:: DATA TO USE ::
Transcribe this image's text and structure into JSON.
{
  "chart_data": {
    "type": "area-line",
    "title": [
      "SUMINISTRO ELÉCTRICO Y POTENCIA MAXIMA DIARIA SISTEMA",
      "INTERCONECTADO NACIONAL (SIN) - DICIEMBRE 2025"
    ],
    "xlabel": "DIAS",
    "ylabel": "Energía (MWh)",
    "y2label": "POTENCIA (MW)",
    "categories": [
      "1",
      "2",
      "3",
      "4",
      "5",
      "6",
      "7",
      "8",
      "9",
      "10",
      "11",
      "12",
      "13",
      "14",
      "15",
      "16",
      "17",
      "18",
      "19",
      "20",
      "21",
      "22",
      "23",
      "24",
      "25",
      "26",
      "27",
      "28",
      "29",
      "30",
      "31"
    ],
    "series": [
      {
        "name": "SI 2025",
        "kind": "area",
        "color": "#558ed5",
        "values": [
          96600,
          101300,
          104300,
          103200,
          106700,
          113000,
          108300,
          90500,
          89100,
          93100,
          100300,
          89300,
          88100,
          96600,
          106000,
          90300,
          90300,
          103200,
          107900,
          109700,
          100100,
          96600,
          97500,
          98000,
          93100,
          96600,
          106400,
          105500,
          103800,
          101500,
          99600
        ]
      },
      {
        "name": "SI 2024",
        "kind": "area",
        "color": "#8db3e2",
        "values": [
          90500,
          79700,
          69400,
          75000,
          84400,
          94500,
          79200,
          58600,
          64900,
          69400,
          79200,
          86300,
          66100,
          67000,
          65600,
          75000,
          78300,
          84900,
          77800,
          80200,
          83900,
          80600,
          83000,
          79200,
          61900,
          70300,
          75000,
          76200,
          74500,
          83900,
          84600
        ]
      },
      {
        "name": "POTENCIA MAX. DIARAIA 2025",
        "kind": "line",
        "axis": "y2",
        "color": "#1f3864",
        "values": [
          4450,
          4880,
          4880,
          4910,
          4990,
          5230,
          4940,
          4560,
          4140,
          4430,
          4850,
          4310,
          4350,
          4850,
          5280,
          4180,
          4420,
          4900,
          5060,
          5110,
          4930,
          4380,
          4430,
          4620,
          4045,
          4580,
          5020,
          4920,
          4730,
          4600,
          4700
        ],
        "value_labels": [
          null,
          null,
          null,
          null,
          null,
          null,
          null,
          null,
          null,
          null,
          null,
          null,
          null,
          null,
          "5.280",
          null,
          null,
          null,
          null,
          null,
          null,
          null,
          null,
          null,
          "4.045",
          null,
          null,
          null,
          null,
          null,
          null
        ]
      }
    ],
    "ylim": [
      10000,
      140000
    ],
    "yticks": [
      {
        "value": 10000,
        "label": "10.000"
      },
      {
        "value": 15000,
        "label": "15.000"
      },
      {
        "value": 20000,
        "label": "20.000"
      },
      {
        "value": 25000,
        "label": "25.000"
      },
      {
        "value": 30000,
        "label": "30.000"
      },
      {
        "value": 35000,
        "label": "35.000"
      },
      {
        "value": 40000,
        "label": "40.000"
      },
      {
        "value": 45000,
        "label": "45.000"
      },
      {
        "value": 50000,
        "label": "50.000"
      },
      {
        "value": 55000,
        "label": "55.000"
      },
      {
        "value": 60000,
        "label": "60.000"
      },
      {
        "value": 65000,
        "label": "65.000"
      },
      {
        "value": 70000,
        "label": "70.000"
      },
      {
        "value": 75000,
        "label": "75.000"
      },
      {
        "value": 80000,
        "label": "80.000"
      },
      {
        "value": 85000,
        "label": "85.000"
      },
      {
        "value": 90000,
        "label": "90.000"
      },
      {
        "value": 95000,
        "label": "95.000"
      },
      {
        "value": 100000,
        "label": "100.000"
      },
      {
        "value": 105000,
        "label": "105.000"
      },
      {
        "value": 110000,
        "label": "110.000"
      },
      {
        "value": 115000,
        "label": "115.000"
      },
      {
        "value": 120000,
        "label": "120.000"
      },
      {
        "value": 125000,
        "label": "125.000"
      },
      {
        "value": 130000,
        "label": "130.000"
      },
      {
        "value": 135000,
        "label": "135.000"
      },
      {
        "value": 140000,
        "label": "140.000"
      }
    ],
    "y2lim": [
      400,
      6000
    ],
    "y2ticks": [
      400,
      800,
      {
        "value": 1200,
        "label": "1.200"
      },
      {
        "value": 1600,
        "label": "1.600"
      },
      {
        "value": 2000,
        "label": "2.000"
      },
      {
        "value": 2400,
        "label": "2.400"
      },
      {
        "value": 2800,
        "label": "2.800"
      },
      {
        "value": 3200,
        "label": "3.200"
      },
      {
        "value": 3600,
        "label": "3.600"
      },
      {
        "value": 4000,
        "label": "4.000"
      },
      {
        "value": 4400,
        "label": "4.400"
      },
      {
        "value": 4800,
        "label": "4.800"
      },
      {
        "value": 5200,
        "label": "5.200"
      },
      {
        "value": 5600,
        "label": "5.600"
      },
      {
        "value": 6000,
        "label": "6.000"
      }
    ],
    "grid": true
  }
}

:: AIM ::
Print every line of the records exactly. Omit nothing.

:: SOLUTION ::
Transcribe this image's text and structure into JSON.
{
  "chart_data": {
    "type": "area-line",
    "title": [
      "SUMINISTRO ELÉCTRICO Y POTENCIA MAXIMA DIARIA SISTEMA",
      "INTERCONECTADO NACIONAL (SIN) - DICIEMBRE 2025"
    ],
    "xlabel": "DIAS",
    "ylabel": "Energía (MWh)",
    "y2label": "POTENCIA (MW)",
    "categories": [
      "1",
      "2",
      "3",
      "4",
      "5",
      "6",
      "7",
      "8",
      "9",
      "10",
      "11",
      "12",
      "13",
      "14",
      "15",
      "16",
      "17",
      "18",
      "19",
      "20",
      "21",
      "22",
      "23",
      "24",
      "25",
      "26",
      "27",
      "28",
      "29",
      "30",
      "31"
    ],
    "series": [
      {
        "name": "SI 2025",
        "kind": "area",
        "color": "#558ed5",
        "values": [
          96600,
          101300,
          104300,
          103200,
          106700,
          113000,
          108300,
          90500,
          89100,
          93100,
          100300,
          89300,
          88100,
          96600,
          106000,
          90300,
          90300,
          103200,
          107900,
          109700,
          100100,
          96600,
          97500,
          98000,
          93100,
          96600,
          106400,
          105500,
          103800,
          101500,
          99600
        ]
      },
      {
        "name": "SI 2024",
        "kind": "area",
        "color": "#8db3e2",
        "values": [
          90500,
          79700,
          69400,
          75000,
          84400,
          94500,
          79200,
          58600,
          64900,
          69400,
          79200,
          86300,
          66100,
          67000,
          65600,
          75000,
          78300,
          84900,
          77800,
          80200,
          83900,
          80600,
          83000,
          79200,
          61900,
          70300,
          75000,
          76200,
          74500,
          83900,
          84600
        ]
      },
      {
        "name": "POTENCIA MAX. DIARAIA 2025",
        "kind": "line",
        "axis": "y2",
        "color": "#1f3864",
        "values": [
          4450,
          4880,
          4880,
          4910,
          4990,
          5230,
          4940,
          4560,
          4140,
          4430,
          4850,
          4310,
          4350,
          4850,
          5280,
          4180,
          4420,
          4900,
          5060,
          5110,
          4930,
          4380,
          4430,
          4620,
          4045,
          4580,
          5020,
          4920,
          4730,
          4600,
          4700
        ],
        "value_labels": [
          null,
          null,
          null,
          null,
          null,
          null,
          null,
          null,
          null,
          null,
          null,
          null,
          null,
          null,
          "5.280",
          null,
          null,
          null,
          null,
          null,
          null,
          null,
          null,
          null,
          "4.045",
          null,
          null,
          null,
          null,
          null,
          null
        ]
      }
    ],
    "ylim": [
      10000,
      140000
    ],
    "yticks": [
      {
        "value": 10000,
        "label": "10.000"
      },
      {
        "value": 15000,
        "label": "15.000"
      },
      {
        "value": 20000,
        "label": "20.000"
      },
      {
        "value": 25000,
        "label": "25.000"
      },
      {
        "value": 30000,
        "label": "30.000"
      },
      {
        "value": 35000,
        "label": "35.000"
      },
      {
        "value": 40000,
        "label": "40.000"
      },
      {
        "value": 45000,
        "label": "45.000"
      },
      {
        "value": 50000,
        "label": "50.000"
      },
      {
        "value": 55000,
        "label": "55.000"
      },
      {
        "value": 60000,
        "label": "60.000"
      },
      {
        "value": 65000,
        "label": "65.000"
      },
      {
        "value": 70000,
        "label": "70.000"
      },
      {
        "value": 75000,
        "label": "75.000"
      },
      {
        "value": 80000,
        "label": "80.000"
      },
      {
        "value": 85000,
        "label": "85.000"
      },
      {
        "value": 90000,
        "label": "90.000"
      },
      {
        "value": 95000,
        "label": "95.000"
      },
      {
        "value": 100000,
        "label": "100.000"
      },
      {
        "value": 105000,
        "label": "105.000"
      },
      {
        "value": 110000,
        "label": "110.000"
      },
      {
        "value": 115000,
        "label": "115.000"
      },
      {
        "value": 120000,
        "label": "120.000"
      },
      {
        "value": 125000,
        "label": "125.000"
      },
      {
        "value": 130000,
        "label": "130.000"
      },
      {
        "value": 135000,
        "label": "135.000"
      },
      {
        "value": 140000,
        "label": "140.000"
      }
    ],
    "y2lim": [
      400,
      6000
    ],
    "y2ticks": [
      400,
      800,
      {
        "value": 1200,
        "label": "1.200"
      },
      {
        "value": 1600,
        "label": "1.600"
      },
      {
        "value": 2000,
        "label": "2.000"
      },
      {
        "value": 2400,
        "label": "2.400"
      },
      {
        "value": 2800,
        "label": "2.800"
      },
      {
        "value": 3200,
        "label": "3.200"
      },
      {
        "value": 3600,
        "label": "3.600"
      },
      {
        "value": 4000,
        "label": "4.000"
      },
      {
        "value": 4400,
        "label": "4.400"
      },
      {
        "value": 4800,
        "label": "4.800"
      },
      {
        "value": 5200,
        "label": "5.200"
      },
      {
        "value": 5600,
        "label": "5.600"
      },
      {
        "value": 6000,
        "label": "6.000"
      }
    ],
    "grid": true
  }
}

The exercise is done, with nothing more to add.